**Exercise goal:** Name every person mentioned by name in the page extract below about Vincent Hloznik's Dreams series.
──────── Page extract
By Emily O'Leary | Among almost 250 objects from Eastern Europe, the 1962 Dreams by Slovak artist Vincent Hloznik holds a precious place in the Hebrew Home’s permanent collection. This explicit, Surrealist-style linocut series with intriguing provenance—including its creation in Communist Czechoslovakia and bypassing of the Iron Curtain for exhibition in London in 1965—portrays visual messages about warfare and humanity inspired by traumas of the 20th century.

Vincent Hloznik, Untitled (from series Dreams), 1962, linocut

Vincent Hloznik, Untitled (from series Dreams), 1962, linocut, 14 1/2 x 10 1/2 inches image size (36.8 x 26.7 cm), 23 5/8 x 16 3/8 inches paper size (59.4 x 42.2 cm), edition of 20, image courtesy of Derfner Judaica Museum + The Art Collection at Hebrew Home at Riverdale.

During the Cold War, only a handful of galleries in the West presented artworks from Eastern Europe. London’s Grosvenor Gallery offered one such portal. Founded in 1960 by eminent art collector Eric Estorick (1913–1993) and his wife, Salome (1920–1989), the Grosvenor Gallery was a premier venue for exhibiting works from the other side of the Iron Curtain. It was there that Vincent Hloznik, a prolific printmaker who experimented with almost every technique in existence, exhibited a major solo show of paintings and prints in 1965.1 The artist’s series of twenty color linocuts entitled Dreams, which was shown in the exhibition, was later acquired by the Hebrew Home around 1976.
────────────────
──────── Data extract
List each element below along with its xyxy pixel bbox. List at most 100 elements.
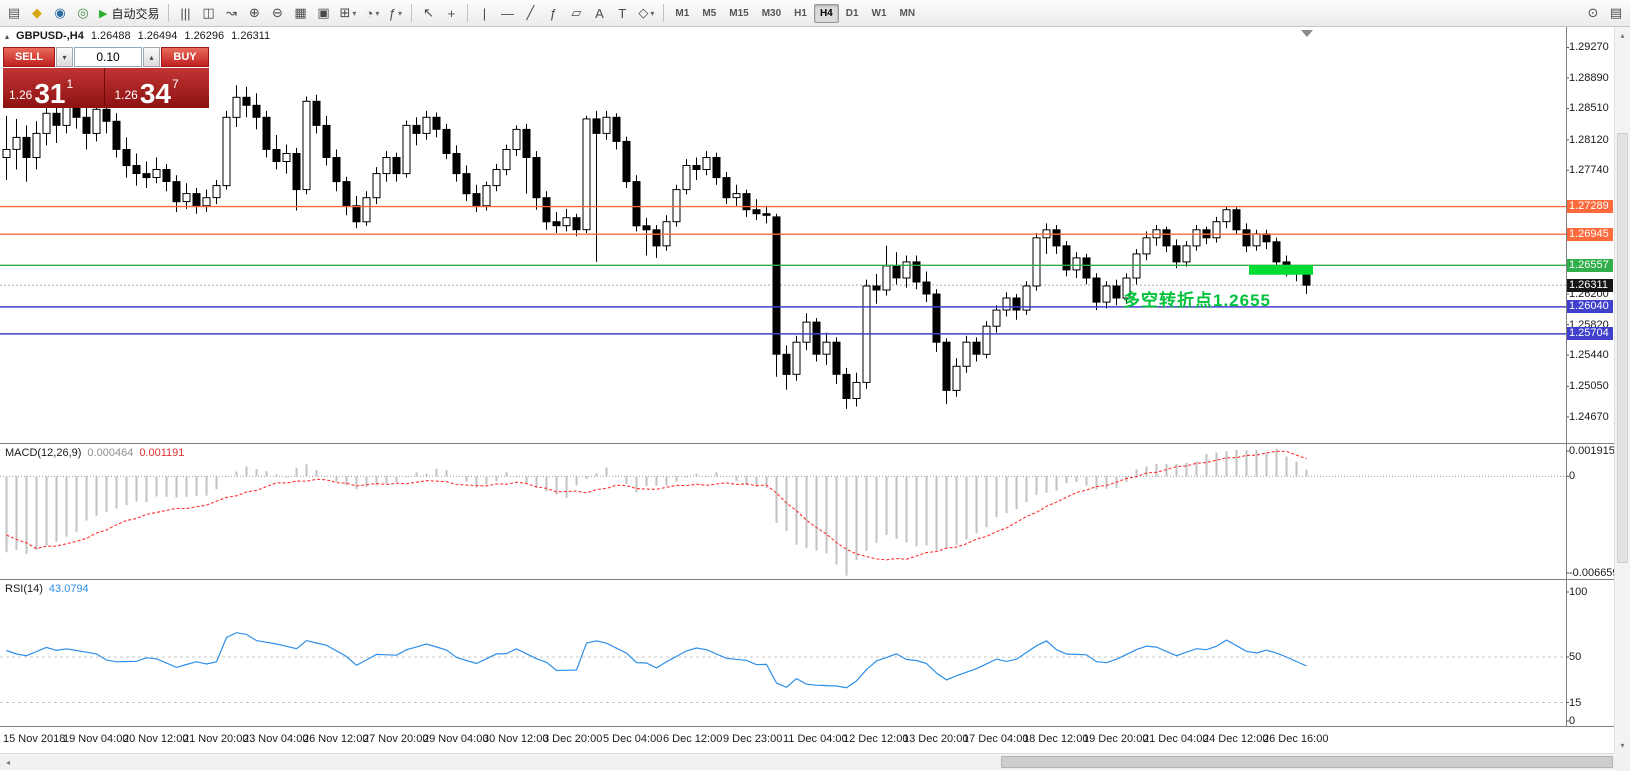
────────────────
**Finished task:**
Emily O'Leary
Vincent Hloznik
Eric Estorick
Salome